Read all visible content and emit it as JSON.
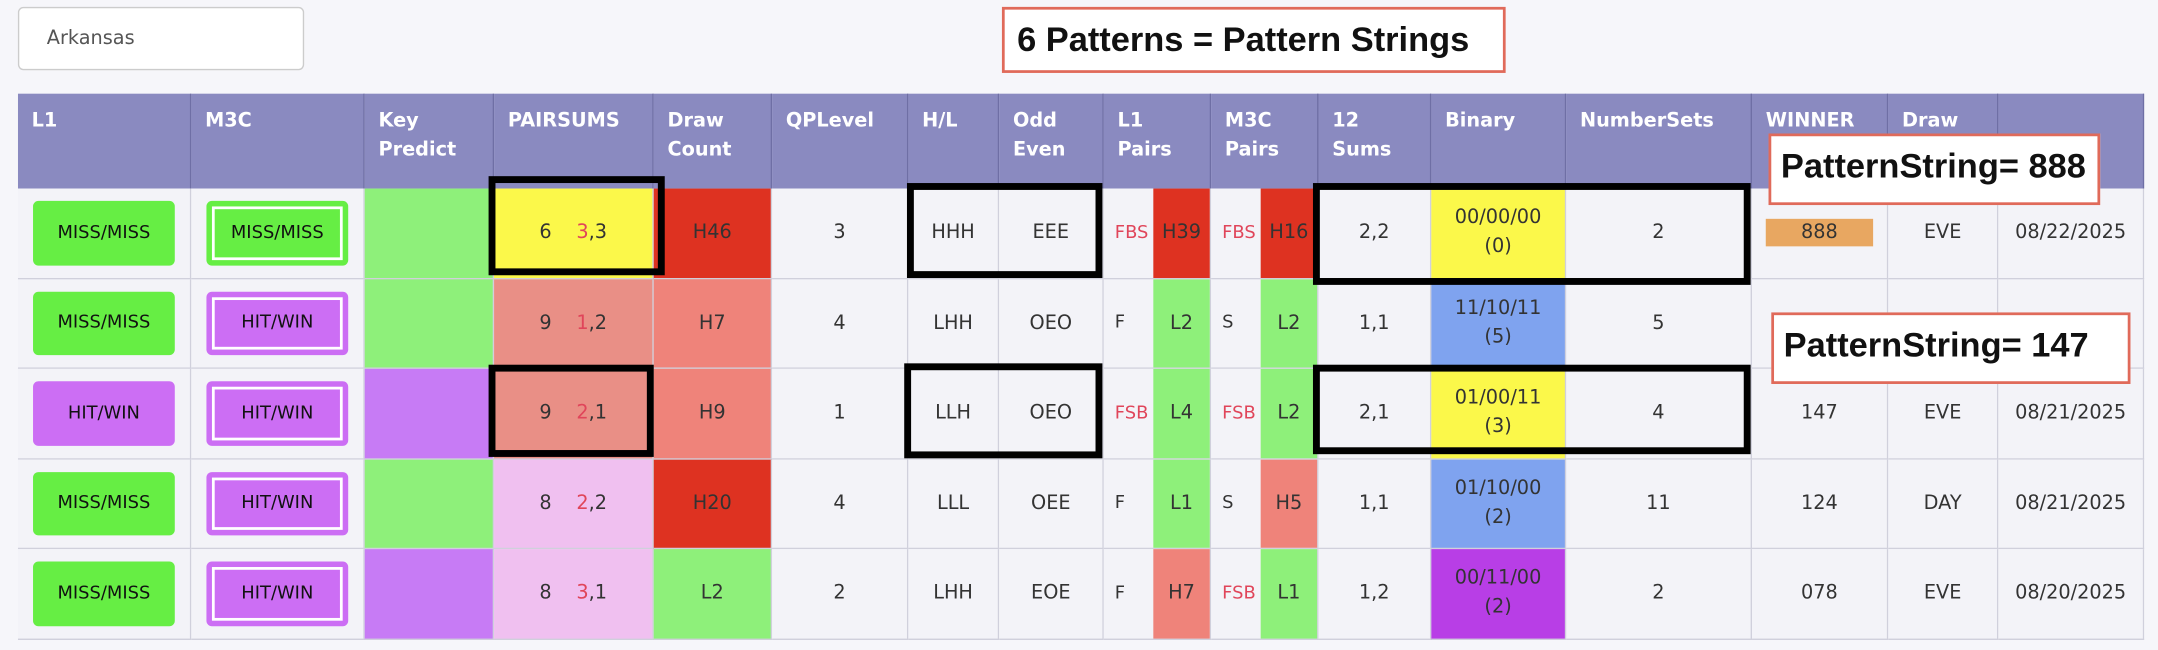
{
  "search": "Arkansas",
  "banner": "6 Patterns = Pattern Strings",
  "headers": [
    "L1",
    "M3C",
    "Key Predict",
    "PAIRSUMS",
    "Draw Count",
    "QPLevel",
    "H/L",
    "Odd Even",
    "L1 Pairs",
    "M3C Pairs",
    "12 Sums",
    "Binary",
    "NumberSets",
    "WINNER",
    "Draw"
  ],
  "callouts": [
    "PatternString= 888",
    "PatternString= 147"
  ],
  "rows": [
    {
      "l1": "MISS/MISS",
      "l1_color": "#66ee44",
      "m3c": "MISS/MISS",
      "m3c_color": "#66ee44",
      "key_color": "#8ef07a",
      "pairsum": "6",
      "pair": [
        "3",
        ",3"
      ],
      "pairsum_color": "#fbf84a",
      "draw_count": "H46",
      "draw_color": "#de3221",
      "qp": "3",
      "hl": "HHH",
      "oe": "EEE",
      "l1_tag": "FBS",
      "l1_tag_color": "#e0455a",
      "l1_pair": "H39",
      "l1_pair_color": "#de3221",
      "m3c_tag": "FBS",
      "m3c_tag_color": "#e0455a",
      "m3c_pair": "H16",
      "m3c_pair_color": "#de3221",
      "sums": "2,2",
      "binary": "00/00/00 (0)",
      "binary_color": "#fbf84a",
      "numbersets": "2",
      "winner": "888",
      "winner_color": "#e8a761",
      "draw": "EVE",
      "date": "08/22/2025"
    },
    {
      "l1": "MISS/MISS",
      "l1_color": "#66ee44",
      "m3c": "HIT/WIN",
      "m3c_color": "#cc6ef4",
      "key_color": "#8ef07a",
      "pairsum": "9",
      "pair": [
        "1",
        ",2"
      ],
      "pairsum_color": "#e98f86",
      "draw_count": "H7",
      "draw_color": "#ef837a",
      "qp": "4",
      "hl": "LHH",
      "oe": "OEO",
      "l1_tag": "F",
      "l1_tag_color": "#333333",
      "l1_pair": "L2",
      "l1_pair_color": "#8ef07a",
      "m3c_tag": "S",
      "m3c_tag_color": "#333333",
      "m3c_pair": "L2",
      "m3c_pair_color": "#8ef07a",
      "sums": "1,1",
      "binary": "11/10/11 (5)",
      "binary_color": "#7fa3ef",
      "numbersets": "5"
    },
    {
      "l1": "HIT/WIN",
      "l1_color": "#cc6ef4",
      "m3c": "HIT/WIN",
      "m3c_color": "#cc6ef4",
      "key_color": "#c77bf5",
      "pairsum": "9",
      "pair": [
        "2",
        ",1"
      ],
      "pairsum_color": "#e98f86",
      "draw_count": "H9",
      "draw_color": "#ef837a",
      "qp": "1",
      "hl": "LLH",
      "oe": "OEO",
      "l1_tag": "FSB",
      "l1_tag_color": "#e0455a",
      "l1_pair": "L4",
      "l1_pair_color": "#8ef07a",
      "m3c_tag": "FSB",
      "m3c_tag_color": "#e0455a",
      "m3c_pair": "L2",
      "m3c_pair_color": "#8ef07a",
      "sums": "2,1",
      "binary": "01/00/11 (3)",
      "binary_color": "#fbf84a",
      "numbersets": "4",
      "winner": "147",
      "draw": "EVE",
      "date": "08/21/2025"
    },
    {
      "l1": "MISS/MISS",
      "l1_color": "#66ee44",
      "m3c": "HIT/WIN",
      "m3c_color": "#cc6ef4",
      "key_color": "#8ef07a",
      "pairsum": "8",
      "pair": [
        "2",
        ",2"
      ],
      "pairsum_color": "#f0c0f0",
      "draw_count": "H20",
      "draw_color": "#de3221",
      "qp": "4",
      "hl": "LLL",
      "oe": "OEE",
      "l1_tag": "F",
      "l1_tag_color": "#333333",
      "l1_pair": "L1",
      "l1_pair_color": "#8ef07a",
      "m3c_tag": "S",
      "m3c_tag_color": "#333333",
      "m3c_pair": "H5",
      "m3c_pair_color": "#ef837a",
      "sums": "1,1",
      "binary": "01/10/00 (2)",
      "binary_color": "#7fa3ef",
      "numbersets": "11",
      "winner": "124",
      "draw": "DAY",
      "date": "08/21/2025"
    },
    {
      "l1": "MISS/MISS",
      "l1_color": "#66ee44",
      "m3c": "HIT/WIN",
      "m3c_color": "#cc6ef4",
      "key_color": "#c77bf5",
      "pairsum": "8",
      "pair": [
        "3",
        ",1"
      ],
      "pairsum_color": "#f0c0f0",
      "draw_count": "L2",
      "draw_color": "#8ef07a",
      "qp": "2",
      "hl": "LHH",
      "oe": "EOE",
      "l1_tag": "F",
      "l1_tag_color": "#333333",
      "l1_pair": "H7",
      "l1_pair_color": "#ef837a",
      "m3c_tag": "FSB",
      "m3c_tag_color": "#e0455a",
      "m3c_pair": "L1",
      "m3c_pair_color": "#8ef07a",
      "sums": "1,2",
      "binary": "00/11/00 (2)",
      "binary_color": "#b83ee6",
      "numbersets": "2",
      "winner": "078",
      "draw": "EVE",
      "date": "08/20/2025"
    }
  ]
}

━━━━━━━━━━

Task objective → Copy all the lines of data exactly as they appear, dropping any images.

Solution to this problem →
Read all visible content and emit it as JSON.
{
  "search": "Arkansas",
  "banner": "6 Patterns = Pattern Strings",
  "headers": [
    "L1",
    "M3C",
    "Key Predict",
    "PAIRSUMS",
    "Draw Count",
    "QPLevel",
    "H/L",
    "Odd Even",
    "L1 Pairs",
    "M3C Pairs",
    "12 Sums",
    "Binary",
    "NumberSets",
    "WINNER",
    "Draw"
  ],
  "callouts": [
    "PatternString= 888",
    "PatternString= 147"
  ],
  "rows": [
    {
      "l1": "MISS/MISS",
      "l1_color": "#66ee44",
      "m3c": "MISS/MISS",
      "m3c_color": "#66ee44",
      "key_color": "#8ef07a",
      "pairsum": "6",
      "pair": [
        "3",
        ",3"
      ],
      "pairsum_color": "#fbf84a",
      "draw_count": "H46",
      "draw_color": "#de3221",
      "qp": "3",
      "hl": "HHH",
      "oe": "EEE",
      "l1_tag": "FBS",
      "l1_tag_color": "#e0455a",
      "l1_pair": "H39",
      "l1_pair_color": "#de3221",
      "m3c_tag": "FBS",
      "m3c_tag_color": "#e0455a",
      "m3c_pair": "H16",
      "m3c_pair_color": "#de3221",
      "sums": "2,2",
      "binary": "00/00/00 (0)",
      "binary_color": "#fbf84a",
      "numbersets": "2",
      "winner": "888",
      "winner_color": "#e8a761",
      "draw": "EVE",
      "date": "08/22/2025"
    },
    {
      "l1": "MISS/MISS",
      "l1_color": "#66ee44",
      "m3c": "HIT/WIN",
      "m3c_color": "#cc6ef4",
      "key_color": "#8ef07a",
      "pairsum": "9",
      "pair": [
        "1",
        ",2"
      ],
      "pairsum_color": "#e98f86",
      "draw_count": "H7",
      "draw_color": "#ef837a",
      "qp": "4",
      "hl": "LHH",
      "oe": "OEO",
      "l1_tag": "F",
      "l1_tag_color": "#333333",
      "l1_pair": "L2",
      "l1_pair_color": "#8ef07a",
      "m3c_tag": "S",
      "m3c_tag_color": "#333333",
      "m3c_pair": "L2",
      "m3c_pair_color": "#8ef07a",
      "sums": "1,1",
      "binary": "11/10/11 (5)",
      "binary_color": "#7fa3ef",
      "numbersets": "5"
    },
    {
      "l1": "HIT/WIN",
      "l1_color": "#cc6ef4",
      "m3c": "HIT/WIN",
      "m3c_color": "#cc6ef4",
      "key_color": "#c77bf5",
      "pairsum": "9",
      "pair": [
        "2",
        ",1"
      ],
      "pairsum_color": "#e98f86",
      "draw_count": "H9",
      "draw_color": "#ef837a",
      "qp": "1",
      "hl": "LLH",
      "oe": "OEO",
      "l1_tag": "FSB",
      "l1_tag_color": "#e0455a",
      "l1_pair": "L4",
      "l1_pair_color": "#8ef07a",
      "m3c_tag": "FSB",
      "m3c_tag_color": "#e0455a",
      "m3c_pair": "L2",
      "m3c_pair_color": "#8ef07a",
      "sums": "2,1",
      "binary": "01/00/11 (3)",
      "binary_color": "#fbf84a",
      "numbersets": "4",
      "winner": "147",
      "draw": "EVE",
      "date": "08/21/2025"
    },
    {
      "l1": "MISS/MISS",
      "l1_color": "#66ee44",
      "m3c": "HIT/WIN",
      "m3c_color": "#cc6ef4",
      "key_color": "#8ef07a",
      "pairsum": "8",
      "pair": [
        "2",
        ",2"
      ],
      "pairsum_color": "#f0c0f0",
      "draw_count": "H20",
      "draw_color": "#de3221",
      "qp": "4",
      "hl": "LLL",
      "oe": "OEE",
      "l1_tag": "F",
      "l1_tag_color": "#333333",
      "l1_pair": "L1",
      "l1_pair_color": "#8ef07a",
      "m3c_tag": "S",
      "m3c_tag_color": "#333333",
      "m3c_pair": "H5",
      "m3c_pair_color": "#ef837a",
      "sums": "1,1",
      "binary": "01/10/00 (2)",
      "binary_color": "#7fa3ef",
      "numbersets": "11",
      "winner": "124",
      "draw": "DAY",
      "date": "08/21/2025"
    },
    {
      "l1": "MISS/MISS",
      "l1_color": "#66ee44",
      "m3c": "HIT/WIN",
      "m3c_color": "#cc6ef4",
      "key_color": "#c77bf5",
      "pairsum": "8",
      "pair": [
        "3",
        ",1"
      ],
      "pairsum_color": "#f0c0f0",
      "draw_count": "L2",
      "draw_color": "#8ef07a",
      "qp": "2",
      "hl": "LHH",
      "oe": "EOE",
      "l1_tag": "F",
      "l1_tag_color": "#333333",
      "l1_pair": "H7",
      "l1_pair_color": "#ef837a",
      "m3c_tag": "FSB",
      "m3c_tag_color": "#e0455a",
      "m3c_pair": "L1",
      "m3c_pair_color": "#8ef07a",
      "sums": "1,2",
      "binary": "00/11/00 (2)",
      "binary_color": "#b83ee6",
      "numbersets": "2",
      "winner": "078",
      "draw": "EVE",
      "date": "08/20/2025"
    }
  ]
}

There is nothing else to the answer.